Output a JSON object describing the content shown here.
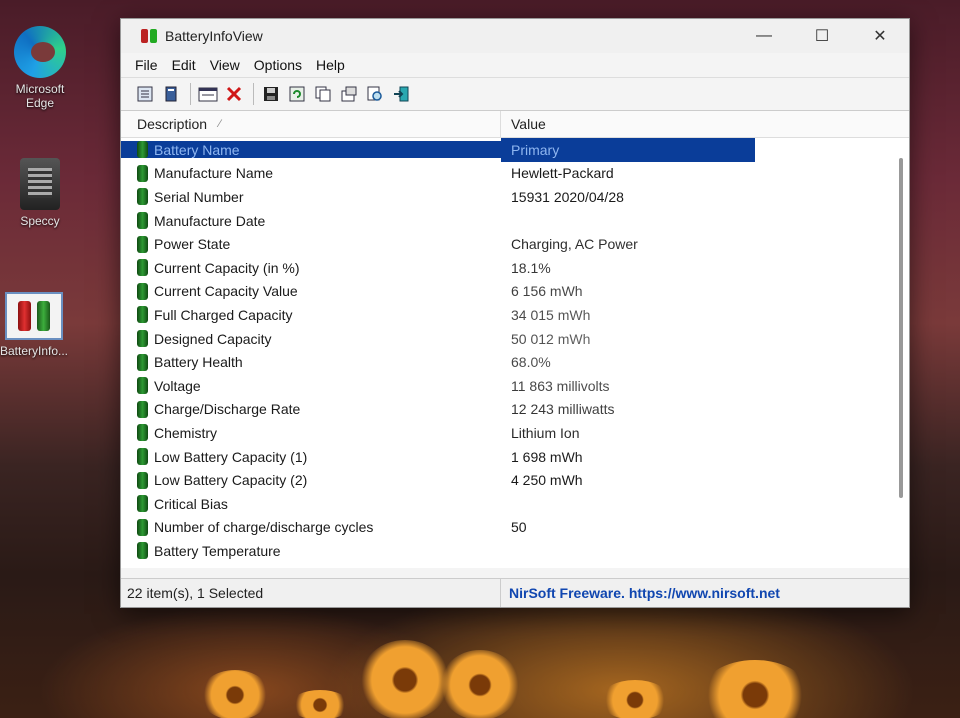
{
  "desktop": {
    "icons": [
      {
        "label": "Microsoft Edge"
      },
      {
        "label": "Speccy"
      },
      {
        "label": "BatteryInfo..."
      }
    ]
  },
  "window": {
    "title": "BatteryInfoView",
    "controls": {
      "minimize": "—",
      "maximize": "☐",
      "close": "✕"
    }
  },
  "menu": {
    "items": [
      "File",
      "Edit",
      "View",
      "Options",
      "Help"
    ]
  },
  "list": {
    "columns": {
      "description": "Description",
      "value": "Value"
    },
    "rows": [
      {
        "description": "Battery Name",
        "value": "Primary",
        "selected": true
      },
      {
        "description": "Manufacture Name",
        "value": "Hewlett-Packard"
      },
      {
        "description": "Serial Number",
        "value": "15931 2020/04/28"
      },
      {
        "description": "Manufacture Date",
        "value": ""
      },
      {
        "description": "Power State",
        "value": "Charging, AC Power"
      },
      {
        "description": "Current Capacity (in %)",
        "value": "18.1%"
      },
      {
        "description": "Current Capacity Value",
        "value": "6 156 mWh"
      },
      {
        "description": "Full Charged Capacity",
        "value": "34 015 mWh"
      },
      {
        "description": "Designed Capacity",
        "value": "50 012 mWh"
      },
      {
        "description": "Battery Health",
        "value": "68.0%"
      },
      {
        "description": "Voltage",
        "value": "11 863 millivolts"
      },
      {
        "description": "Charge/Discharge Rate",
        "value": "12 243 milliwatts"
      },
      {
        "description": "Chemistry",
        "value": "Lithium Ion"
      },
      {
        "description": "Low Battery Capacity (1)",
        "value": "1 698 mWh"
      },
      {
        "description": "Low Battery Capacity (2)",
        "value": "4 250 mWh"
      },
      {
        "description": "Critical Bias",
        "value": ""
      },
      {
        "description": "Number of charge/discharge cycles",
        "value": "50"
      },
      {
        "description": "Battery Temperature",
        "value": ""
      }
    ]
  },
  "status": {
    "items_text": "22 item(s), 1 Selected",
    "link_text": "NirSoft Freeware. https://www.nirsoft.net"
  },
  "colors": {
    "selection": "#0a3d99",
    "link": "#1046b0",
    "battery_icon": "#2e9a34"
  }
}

________________________

EXERCISE REQUIREMENTS:
Give only the number of lines in the data that hold the string "Name".

TASK SOLUTION:
2